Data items
• • • • • • •

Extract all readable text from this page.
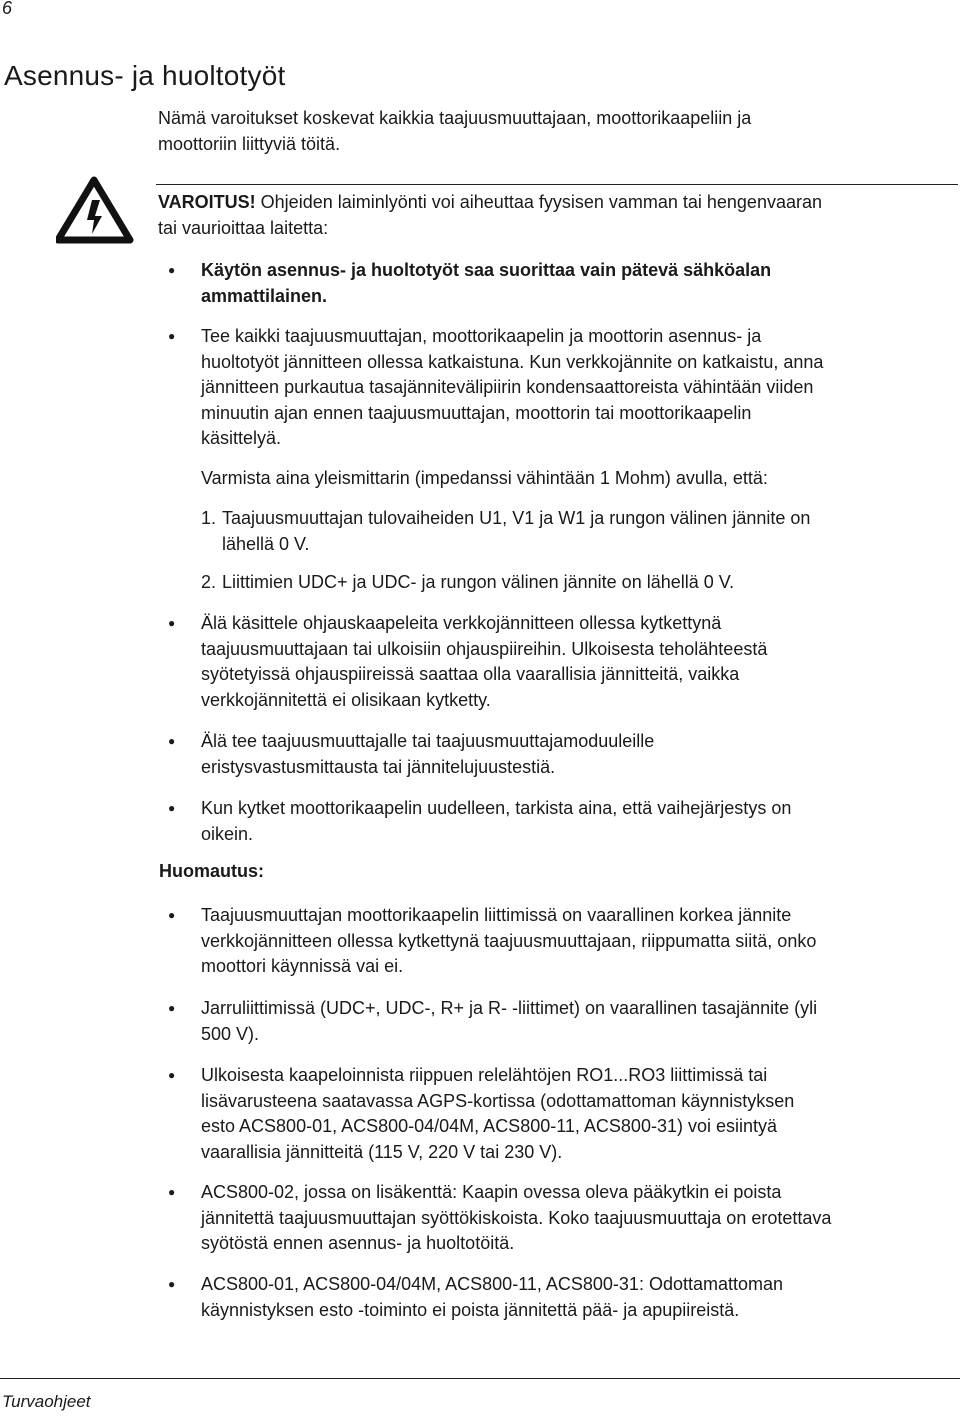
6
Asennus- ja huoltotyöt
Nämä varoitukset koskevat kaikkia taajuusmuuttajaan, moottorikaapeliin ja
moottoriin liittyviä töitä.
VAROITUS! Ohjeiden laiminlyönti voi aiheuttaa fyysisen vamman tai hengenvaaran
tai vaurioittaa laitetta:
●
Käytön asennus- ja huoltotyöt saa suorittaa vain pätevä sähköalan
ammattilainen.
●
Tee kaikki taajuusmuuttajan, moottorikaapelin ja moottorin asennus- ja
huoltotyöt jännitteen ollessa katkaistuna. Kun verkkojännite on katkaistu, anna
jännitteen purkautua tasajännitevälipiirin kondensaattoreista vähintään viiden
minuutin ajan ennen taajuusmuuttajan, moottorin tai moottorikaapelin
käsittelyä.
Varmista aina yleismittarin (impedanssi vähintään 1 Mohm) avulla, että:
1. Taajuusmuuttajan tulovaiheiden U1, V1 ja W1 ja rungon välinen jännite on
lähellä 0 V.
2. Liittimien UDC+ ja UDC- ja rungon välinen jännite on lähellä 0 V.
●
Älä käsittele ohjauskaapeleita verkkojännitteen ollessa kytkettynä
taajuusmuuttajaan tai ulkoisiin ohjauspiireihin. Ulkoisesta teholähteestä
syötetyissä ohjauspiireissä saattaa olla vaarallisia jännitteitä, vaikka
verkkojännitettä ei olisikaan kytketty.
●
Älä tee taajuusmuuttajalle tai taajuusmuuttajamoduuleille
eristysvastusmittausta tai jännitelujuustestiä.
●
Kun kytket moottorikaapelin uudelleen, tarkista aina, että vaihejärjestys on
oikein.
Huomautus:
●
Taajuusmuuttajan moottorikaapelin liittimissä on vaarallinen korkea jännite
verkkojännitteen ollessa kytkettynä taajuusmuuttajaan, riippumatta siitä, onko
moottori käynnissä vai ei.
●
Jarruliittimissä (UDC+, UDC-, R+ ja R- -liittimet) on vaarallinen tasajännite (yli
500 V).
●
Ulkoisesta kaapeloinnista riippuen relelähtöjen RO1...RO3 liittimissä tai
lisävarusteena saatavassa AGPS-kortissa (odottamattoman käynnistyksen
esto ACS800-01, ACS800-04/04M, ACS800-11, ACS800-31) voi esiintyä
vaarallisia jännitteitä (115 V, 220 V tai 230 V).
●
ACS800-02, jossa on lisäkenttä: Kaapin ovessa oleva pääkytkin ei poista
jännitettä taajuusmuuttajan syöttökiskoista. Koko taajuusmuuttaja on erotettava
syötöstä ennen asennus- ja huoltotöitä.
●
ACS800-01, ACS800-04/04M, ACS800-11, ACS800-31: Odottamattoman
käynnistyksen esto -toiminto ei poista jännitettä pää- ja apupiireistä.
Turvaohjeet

• • • • • • •

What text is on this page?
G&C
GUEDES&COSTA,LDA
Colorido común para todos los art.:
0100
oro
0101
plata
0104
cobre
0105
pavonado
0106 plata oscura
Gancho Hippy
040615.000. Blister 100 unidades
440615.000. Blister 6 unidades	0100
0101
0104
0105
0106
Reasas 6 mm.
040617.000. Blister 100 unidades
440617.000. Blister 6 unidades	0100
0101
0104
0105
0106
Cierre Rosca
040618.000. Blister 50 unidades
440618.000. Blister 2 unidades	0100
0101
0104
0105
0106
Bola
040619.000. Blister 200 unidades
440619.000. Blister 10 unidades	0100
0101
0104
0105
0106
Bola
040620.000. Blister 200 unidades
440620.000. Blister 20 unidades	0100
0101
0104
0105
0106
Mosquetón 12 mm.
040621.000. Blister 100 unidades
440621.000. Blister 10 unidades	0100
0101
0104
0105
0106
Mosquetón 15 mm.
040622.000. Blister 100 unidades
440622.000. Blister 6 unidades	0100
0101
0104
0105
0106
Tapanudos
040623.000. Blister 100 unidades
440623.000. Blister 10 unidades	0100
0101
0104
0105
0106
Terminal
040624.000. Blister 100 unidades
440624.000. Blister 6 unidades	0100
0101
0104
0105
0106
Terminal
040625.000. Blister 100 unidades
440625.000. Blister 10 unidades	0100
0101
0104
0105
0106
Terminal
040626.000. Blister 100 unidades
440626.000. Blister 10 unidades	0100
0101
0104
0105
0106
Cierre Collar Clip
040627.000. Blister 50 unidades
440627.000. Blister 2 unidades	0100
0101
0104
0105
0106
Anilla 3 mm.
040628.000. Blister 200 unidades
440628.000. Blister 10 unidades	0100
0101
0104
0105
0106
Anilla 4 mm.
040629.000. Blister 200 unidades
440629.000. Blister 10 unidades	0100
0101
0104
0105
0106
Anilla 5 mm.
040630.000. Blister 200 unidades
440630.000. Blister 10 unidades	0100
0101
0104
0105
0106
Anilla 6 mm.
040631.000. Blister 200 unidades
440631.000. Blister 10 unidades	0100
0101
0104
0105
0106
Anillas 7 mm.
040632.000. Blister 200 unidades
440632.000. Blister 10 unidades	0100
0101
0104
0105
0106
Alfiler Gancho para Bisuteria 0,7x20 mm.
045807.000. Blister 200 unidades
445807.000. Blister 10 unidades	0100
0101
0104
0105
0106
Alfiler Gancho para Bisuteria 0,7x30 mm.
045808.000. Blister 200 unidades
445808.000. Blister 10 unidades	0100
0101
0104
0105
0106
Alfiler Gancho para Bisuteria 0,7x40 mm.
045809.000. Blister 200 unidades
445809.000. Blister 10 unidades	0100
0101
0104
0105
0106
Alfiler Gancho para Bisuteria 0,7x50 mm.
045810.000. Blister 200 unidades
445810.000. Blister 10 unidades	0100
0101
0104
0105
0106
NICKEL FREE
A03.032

• • • • • • •

TO BE DONE -> Copy down every line of the material above that includes the string "this".

SOLVED EXERCISE ->
Extract all readable text from this page.
What text is on this page?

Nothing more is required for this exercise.